▸ Instructions to follow
Quote the entries in full, character for character, without their images.

▸ Records from a data source
————————

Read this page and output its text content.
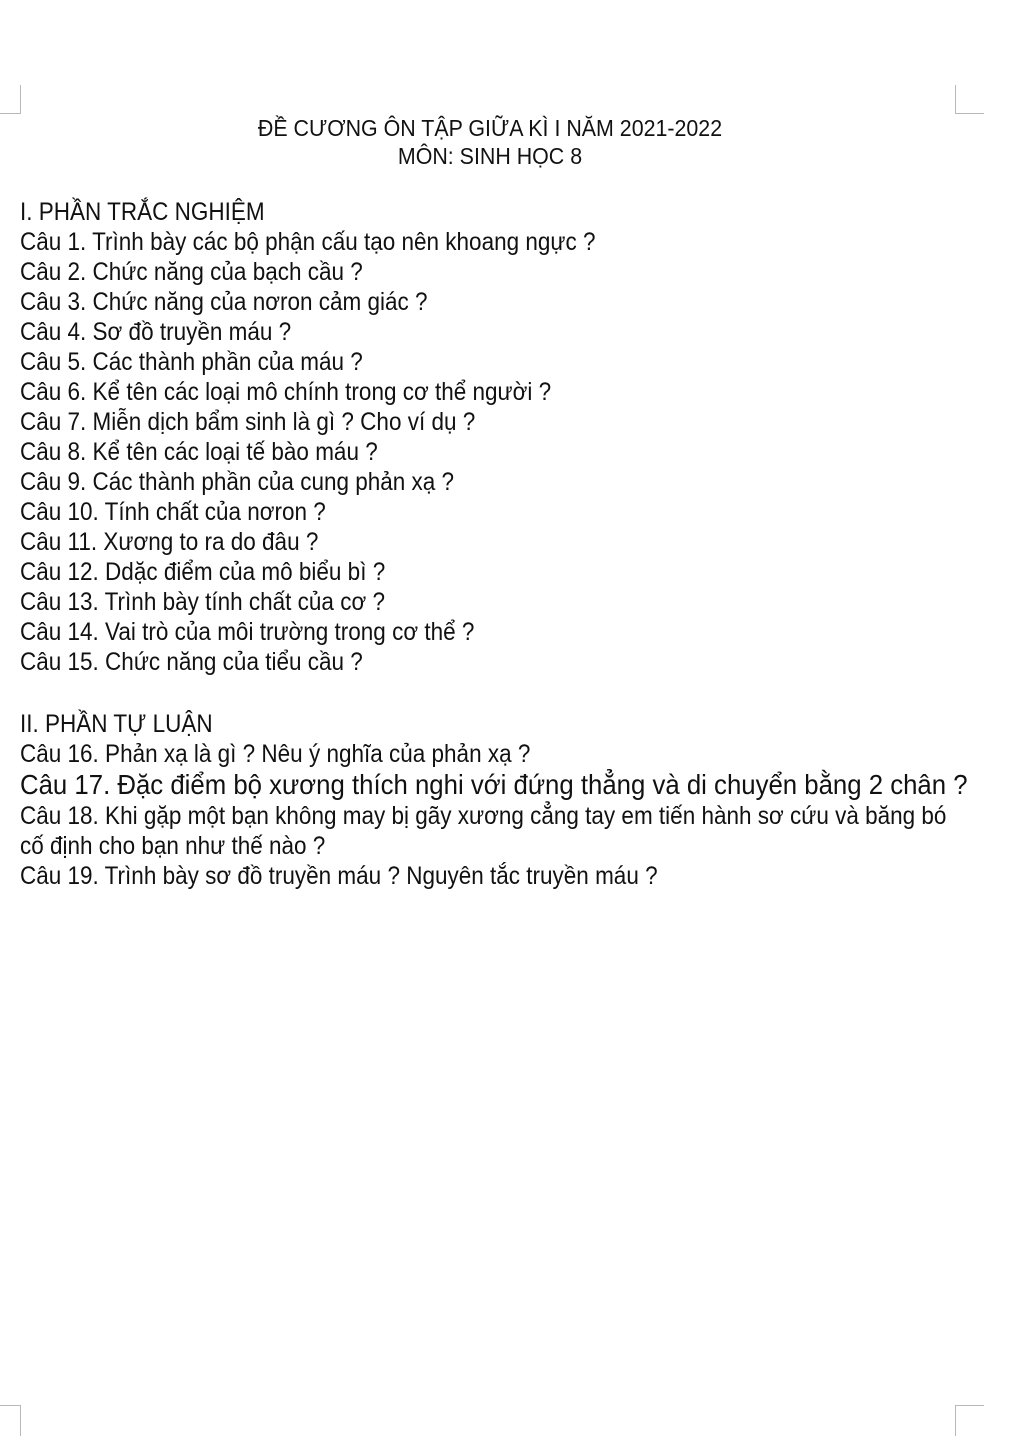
ĐỀ CƯƠNG ÔN TẬP GIỮA KÌ I NĂM 2021-2022
MÔN: SINH HỌC 8
I. PHẦN TRẮC NGHIỆM
Câu 1. Trình bày các bộ phận cấu tạo nên khoang ngực ?
Câu 2. Chức năng của bạch cầu ?
Câu 3. Chức năng của nơron cảm giác ?
Câu 4. Sơ đồ truyền máu ?
Câu 5. Các thành phần của máu ?
Câu 6. Kể tên các loại mô chính trong cơ thể người ?
Câu 7. Miễn dịch bẩm sinh là gì ? Cho ví dụ ?
Câu 8. Kể tên các loại tế bào máu ?
Câu 9. Các thành phần của cung phản xạ ?
Câu 10. Tính chất của nơron ?
Câu 11. Xương to ra do đâu ?
Câu 12. Ddặc điểm của mô biểu bì ?
Câu 13. Trình bày tính chất của cơ ?
Câu 14. Vai trò của môi trường trong cơ thể ?
Câu 15. Chức năng của tiểu cầu ?
II. PHẦN TỰ LUẬN
Câu 16. Phản xạ là gì ? Nêu ý nghĩa của phản xạ ?
Câu 17. Đặc điểm bộ xương thích nghi với đứng thẳng và di chuyển bằng 2 chân ?
Câu 18. Khi gặp một bạn không may bị gãy xương cẳng tay em tiến hành sơ cứu và băng bó cố định cho bạn như thế nào ?
Câu 19. Trình bày sơ đồ truyền máu ? Nguyên tắc truyền máu ?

————————

▸ Task result
Read this page and output its text content.
ĐỀ CƯƠNG ÔN TẬP GIỮA KÌ I NĂM 2021-2022
MÔN: SINH HỌC 8
I. PHẦN TRẮC NGHIỆM
Câu 1. Trình bày các bộ phận cấu tạo nên khoang ngực ?
Câu 2. Chức năng của bạch cầu ?
Câu 3. Chức năng của nơron cảm giác ?
Câu 4. Sơ đồ truyền máu ?
Câu 5. Các thành phần của máu ?
Câu 6. Kể tên các loại mô chính trong cơ thể người ?
Câu 7. Miễn dịch bẩm sinh là gì ? Cho ví dụ ?
Câu 8. Kể tên các loại tế bào máu ?
Câu 9. Các thành phần của cung phản xạ ?
Câu 10. Tính chất của nơron ?
Câu 11. Xương to ra do đâu ?
Câu 12. Ddặc điểm của mô biểu bì ?
Câu 13. Trình bày tính chất của cơ ?
Câu 14. Vai trò của môi trường trong cơ thể ?
Câu 15. Chức năng của tiểu cầu ?
II. PHẦN TỰ LUẬN
Câu 16. Phản xạ là gì ? Nêu ý nghĩa của phản xạ ?
Câu 17. Đặc điểm bộ xương thích nghi với đứng thẳng và di chuyển bằng 2 chân ?
Câu 18. Khi gặp một bạn không may bị gãy xương cẳng tay em tiến hành sơ cứu và băng bó cố định cho bạn như thế nào ?
Câu 19. Trình bày sơ đồ truyền máu ? Nguyên tắc truyền máu ?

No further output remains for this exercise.